Collection entries
# # # # #
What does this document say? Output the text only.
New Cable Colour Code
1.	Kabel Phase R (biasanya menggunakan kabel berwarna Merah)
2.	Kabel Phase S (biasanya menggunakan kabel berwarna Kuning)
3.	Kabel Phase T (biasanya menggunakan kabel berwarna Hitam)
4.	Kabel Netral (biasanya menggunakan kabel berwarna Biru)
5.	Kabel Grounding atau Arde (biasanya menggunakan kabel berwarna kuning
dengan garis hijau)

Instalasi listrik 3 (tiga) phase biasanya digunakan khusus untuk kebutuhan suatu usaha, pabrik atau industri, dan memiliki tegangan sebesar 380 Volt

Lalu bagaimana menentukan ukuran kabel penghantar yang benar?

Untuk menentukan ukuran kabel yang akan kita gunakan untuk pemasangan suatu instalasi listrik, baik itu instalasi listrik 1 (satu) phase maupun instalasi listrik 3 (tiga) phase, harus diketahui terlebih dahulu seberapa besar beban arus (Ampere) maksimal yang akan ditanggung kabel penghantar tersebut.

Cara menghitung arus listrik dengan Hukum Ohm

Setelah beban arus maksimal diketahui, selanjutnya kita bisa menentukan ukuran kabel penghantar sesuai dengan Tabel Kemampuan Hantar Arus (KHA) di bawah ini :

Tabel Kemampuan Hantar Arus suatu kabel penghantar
# # # # #
> _Written request_
The lines to collect are those holding the string "Kemampuan"; copy them all.

> _Expected answer_
Setelah beban arus maksimal diketahui, selanjutnya kita bisa menentukan ukuran kabel penghantar sesuai dengan Tabel Kemampuan Hantar Arus (KHA) di bawah ini :
Tabel Kemampuan Hantar Arus suatu kabel penghantar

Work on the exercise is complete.